> WORK INSTRUCTIONS: The data must be written out once more, precisely as given.

> RECORDS FOR PROCESSING:

*-*-*

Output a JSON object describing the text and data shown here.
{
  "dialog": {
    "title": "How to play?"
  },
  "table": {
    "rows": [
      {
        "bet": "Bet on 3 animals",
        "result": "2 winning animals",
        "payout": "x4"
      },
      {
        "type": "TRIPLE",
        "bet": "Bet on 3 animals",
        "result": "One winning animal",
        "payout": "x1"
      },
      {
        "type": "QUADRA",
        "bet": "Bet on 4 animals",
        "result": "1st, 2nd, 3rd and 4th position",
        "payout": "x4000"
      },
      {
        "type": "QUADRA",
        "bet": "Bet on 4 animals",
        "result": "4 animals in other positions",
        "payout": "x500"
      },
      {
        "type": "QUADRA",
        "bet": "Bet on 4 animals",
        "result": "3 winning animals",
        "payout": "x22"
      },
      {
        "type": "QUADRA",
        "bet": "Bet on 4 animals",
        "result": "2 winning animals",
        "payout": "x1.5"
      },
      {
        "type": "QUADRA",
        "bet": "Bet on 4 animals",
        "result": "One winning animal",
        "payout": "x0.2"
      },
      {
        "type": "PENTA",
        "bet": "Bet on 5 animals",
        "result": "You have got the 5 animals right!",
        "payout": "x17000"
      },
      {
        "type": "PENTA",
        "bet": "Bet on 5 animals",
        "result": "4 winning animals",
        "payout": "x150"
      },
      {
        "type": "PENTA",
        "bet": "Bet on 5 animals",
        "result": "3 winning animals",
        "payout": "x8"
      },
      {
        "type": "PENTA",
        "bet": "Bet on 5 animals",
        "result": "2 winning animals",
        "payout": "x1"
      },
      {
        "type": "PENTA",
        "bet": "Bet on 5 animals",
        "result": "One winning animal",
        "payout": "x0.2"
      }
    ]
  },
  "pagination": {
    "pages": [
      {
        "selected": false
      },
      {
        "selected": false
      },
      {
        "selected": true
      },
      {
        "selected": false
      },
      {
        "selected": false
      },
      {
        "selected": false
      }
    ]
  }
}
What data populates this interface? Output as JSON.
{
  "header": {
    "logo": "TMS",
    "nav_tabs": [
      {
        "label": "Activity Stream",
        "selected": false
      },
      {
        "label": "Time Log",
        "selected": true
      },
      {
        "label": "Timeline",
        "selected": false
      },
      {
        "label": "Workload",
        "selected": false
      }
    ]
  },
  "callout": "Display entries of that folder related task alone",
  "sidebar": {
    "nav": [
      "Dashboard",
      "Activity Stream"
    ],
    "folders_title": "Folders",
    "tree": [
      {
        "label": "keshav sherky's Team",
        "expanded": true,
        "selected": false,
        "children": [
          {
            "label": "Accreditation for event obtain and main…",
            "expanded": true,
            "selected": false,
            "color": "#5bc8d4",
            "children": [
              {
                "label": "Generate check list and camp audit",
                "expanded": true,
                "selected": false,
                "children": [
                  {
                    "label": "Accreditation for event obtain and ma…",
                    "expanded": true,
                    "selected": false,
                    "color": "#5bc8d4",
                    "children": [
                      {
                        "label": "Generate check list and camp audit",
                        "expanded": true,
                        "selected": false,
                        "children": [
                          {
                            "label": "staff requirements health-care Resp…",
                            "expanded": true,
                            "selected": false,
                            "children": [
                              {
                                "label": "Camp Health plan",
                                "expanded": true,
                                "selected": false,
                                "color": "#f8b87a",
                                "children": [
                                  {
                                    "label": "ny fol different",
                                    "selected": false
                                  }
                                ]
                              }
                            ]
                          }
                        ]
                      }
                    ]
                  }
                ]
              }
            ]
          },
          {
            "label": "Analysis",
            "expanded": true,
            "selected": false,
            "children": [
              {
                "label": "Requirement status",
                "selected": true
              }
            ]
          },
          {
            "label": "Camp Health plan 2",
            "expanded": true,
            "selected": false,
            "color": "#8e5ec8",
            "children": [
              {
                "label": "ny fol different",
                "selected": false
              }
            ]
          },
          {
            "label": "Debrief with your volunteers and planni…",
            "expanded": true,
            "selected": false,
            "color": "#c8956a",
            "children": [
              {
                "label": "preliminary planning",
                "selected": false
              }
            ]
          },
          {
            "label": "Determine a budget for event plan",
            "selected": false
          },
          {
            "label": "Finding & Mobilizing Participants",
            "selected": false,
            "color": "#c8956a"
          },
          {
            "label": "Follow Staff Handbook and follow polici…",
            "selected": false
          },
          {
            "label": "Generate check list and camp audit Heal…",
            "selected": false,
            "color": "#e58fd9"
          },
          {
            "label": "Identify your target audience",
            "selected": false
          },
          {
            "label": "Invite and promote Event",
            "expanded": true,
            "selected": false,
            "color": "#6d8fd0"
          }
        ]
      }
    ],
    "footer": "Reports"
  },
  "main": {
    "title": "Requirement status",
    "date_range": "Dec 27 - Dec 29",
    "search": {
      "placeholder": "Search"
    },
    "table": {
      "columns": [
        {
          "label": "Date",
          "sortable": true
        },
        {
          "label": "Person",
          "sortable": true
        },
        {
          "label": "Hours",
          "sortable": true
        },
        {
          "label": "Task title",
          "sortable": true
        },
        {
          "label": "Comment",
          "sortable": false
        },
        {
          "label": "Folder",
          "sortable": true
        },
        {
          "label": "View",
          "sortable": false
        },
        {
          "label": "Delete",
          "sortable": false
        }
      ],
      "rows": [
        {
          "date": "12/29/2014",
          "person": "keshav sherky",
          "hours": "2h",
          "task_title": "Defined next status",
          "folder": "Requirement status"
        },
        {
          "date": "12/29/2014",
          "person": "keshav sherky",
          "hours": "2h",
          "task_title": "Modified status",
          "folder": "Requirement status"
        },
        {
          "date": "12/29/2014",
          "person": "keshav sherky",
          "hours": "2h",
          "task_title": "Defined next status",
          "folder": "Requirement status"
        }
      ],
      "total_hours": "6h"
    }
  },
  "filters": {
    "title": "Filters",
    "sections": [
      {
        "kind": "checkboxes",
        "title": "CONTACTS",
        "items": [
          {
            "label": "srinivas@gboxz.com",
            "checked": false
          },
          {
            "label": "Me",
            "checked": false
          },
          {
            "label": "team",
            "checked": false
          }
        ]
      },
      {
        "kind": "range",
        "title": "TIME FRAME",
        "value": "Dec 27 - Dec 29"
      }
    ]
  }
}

*-*-*

> ANSWER IN FULL:
Output a JSON object describing the text and data shown here.
{
  "dialog": {
    "title": "How to play?"
  },
  "table": {
    "rows": [
      {
        "bet": "Bet on 3 animals",
        "result": "2 winning animals",
        "payout": "x4"
      },
      {
        "type": "TRIPLE",
        "bet": "Bet on 3 animals",
        "result": "One winning animal",
        "payout": "x1"
      },
      {
        "type": "QUADRA",
        "bet": "Bet on 4 animals",
        "result": "1st, 2nd, 3rd and 4th position",
        "payout": "x4000"
      },
      {
        "type": "QUADRA",
        "bet": "Bet on 4 animals",
        "result": "4 animals in other positions",
        "payout": "x500"
      },
      {
        "type": "QUADRA",
        "bet": "Bet on 4 animals",
        "result": "3 winning animals",
        "payout": "x22"
      },
      {
        "type": "QUADRA",
        "bet": "Bet on 4 animals",
        "result": "2 winning animals",
        "payout": "x1.5"
      },
      {
        "type": "QUADRA",
        "bet": "Bet on 4 animals",
        "result": "One winning animal",
        "payout": "x0.2"
      },
      {
        "type": "PENTA",
        "bet": "Bet on 5 animals",
        "result": "You have got the 5 animals right!",
        "payout": "x17000"
      },
      {
        "type": "PENTA",
        "bet": "Bet on 5 animals",
        "result": "4 winning animals",
        "payout": "x150"
      },
      {
        "type": "PENTA",
        "bet": "Bet on 5 animals",
        "result": "3 winning animals",
        "payout": "x8"
      },
      {
        "type": "PENTA",
        "bet": "Bet on 5 animals",
        "result": "2 winning animals",
        "payout": "x1"
      },
      {
        "type": "PENTA",
        "bet": "Bet on 5 animals",
        "result": "One winning animal",
        "payout": "x0.2"
      }
    ]
  },
  "pagination": {
    "pages": [
      {
        "selected": false
      },
      {
        "selected": false
      },
      {
        "selected": true
      },
      {
        "selected": false
      },
      {
        "selected": false
      },
      {
        "selected": false
      }
    ]
  }
}
What data populates this interface? Output as JSON.
{
  "header": {
    "logo": "TMS",
    "nav_tabs": [
      {
        "label": "Activity Stream",
        "selected": false
      },
      {
        "label": "Time Log",
        "selected": true
      },
      {
        "label": "Timeline",
        "selected": false
      },
      {
        "label": "Workload",
        "selected": false
      }
    ]
  },
  "callout": "Display entries of that folder related task alone",
  "sidebar": {
    "nav": [
      "Dashboard",
      "Activity Stream"
    ],
    "folders_title": "Folders",
    "tree": [
      {
        "label": "keshav sherky's Team",
        "expanded": true,
        "selected": false,
        "children": [
          {
            "label": "Accreditation for event obtain and main…",
            "expanded": true,
            "selected": false,
            "color": "#5bc8d4",
            "children": [
              {
                "label": "Generate check list and camp audit",
                "expanded": true,
                "selected": false,
                "children": [
                  {
                    "label": "Accreditation for event obtain and ma…",
                    "expanded": true,
                    "selected": false,
                    "color": "#5bc8d4",
                    "children": [
                      {
                        "label": "Generate check list and camp audit",
                        "expanded": true,
                        "selected": false,
                        "children": [
                          {
                            "label": "staff requirements health-care Resp…",
                            "expanded": true,
                            "selected": false,
                            "children": [
                              {
                                "label": "Camp Health plan",
                                "expanded": true,
                                "selected": false,
                                "color": "#f8b87a",
                                "children": [
                                  {
                                    "label": "ny fol different",
                                    "selected": false
                                  }
                                ]
                              }
                            ]
                          }
                        ]
                      }
                    ]
                  }
                ]
              }
            ]
          },
          {
            "label": "Analysis",
            "expanded": true,
            "selected": false,
            "children": [
              {
                "label": "Requirement status",
                "selected": true
              }
            ]
          },
          {
            "label": "Camp Health plan 2",
            "expanded": true,
            "selected": false,
            "color": "#8e5ec8",
            "children": [
              {
                "label": "ny fol different",
                "selected": false
              }
            ]
          },
          {
            "label": "Debrief with your volunteers and planni…",
            "expanded": true,
            "selected": false,
            "color": "#c8956a",
            "children": [
              {
                "label": "preliminary planning",
                "selected": false
              }
            ]
          },
          {
            "label": "Determine a budget for event plan",
            "selected": false
          },
          {
            "label": "Finding & Mobilizing Participants",
            "selected": false,
            "color": "#c8956a"
          },
          {
            "label": "Follow Staff Handbook and follow polici…",
            "selected": false
          },
          {
            "label": "Generate check list and camp audit Heal…",
            "selected": false,
            "color": "#e58fd9"
          },
          {
            "label": "Identify your target audience",
            "selected": false
          },
          {
            "label": "Invite and promote Event",
            "expanded": true,
            "selected": false,
            "color": "#6d8fd0"
          }
        ]
      }
    ],
    "footer": "Reports"
  },
  "main": {
    "title": "Requirement status",
    "date_range": "Dec 27 - Dec 29",
    "search": {
      "placeholder": "Search"
    },
    "table": {
      "columns": [
        {
          "label": "Date",
          "sortable": true
        },
        {
          "label": "Person",
          "sortable": true
        },
        {
          "label": "Hours",
          "sortable": true
        },
        {
          "label": "Task title",
          "sortable": true
        },
        {
          "label": "Comment",
          "sortable": false
        },
        {
          "label": "Folder",
          "sortable": true
        },
        {
          "label": "View",
          "sortable": false
        },
        {
          "label": "Delete",
          "sortable": false
        }
      ],
      "rows": [
        {
          "date": "12/29/2014",
          "person": "keshav sherky",
          "hours": "2h",
          "task_title": "Defined next status",
          "folder": "Requirement status"
        },
        {
          "date": "12/29/2014",
          "person": "keshav sherky",
          "hours": "2h",
          "task_title": "Modified status",
          "folder": "Requirement status"
        },
        {
          "date": "12/29/2014",
          "person": "keshav sherky",
          "hours": "2h",
          "task_title": "Defined next status",
          "folder": "Requirement status"
        }
      ],
      "total_hours": "6h"
    }
  },
  "filters": {
    "title": "Filters",
    "sections": [
      {
        "kind": "checkboxes",
        "title": "CONTACTS",
        "items": [
          {
            "label": "srinivas@gboxz.com",
            "checked": false
          },
          {
            "label": "Me",
            "checked": false
          },
          {
            "label": "team",
            "checked": false
          }
        ]
      },
      {
        "kind": "range",
        "title": "TIME FRAME",
        "value": "Dec 27 - Dec 29"
      }
    ]
  }
}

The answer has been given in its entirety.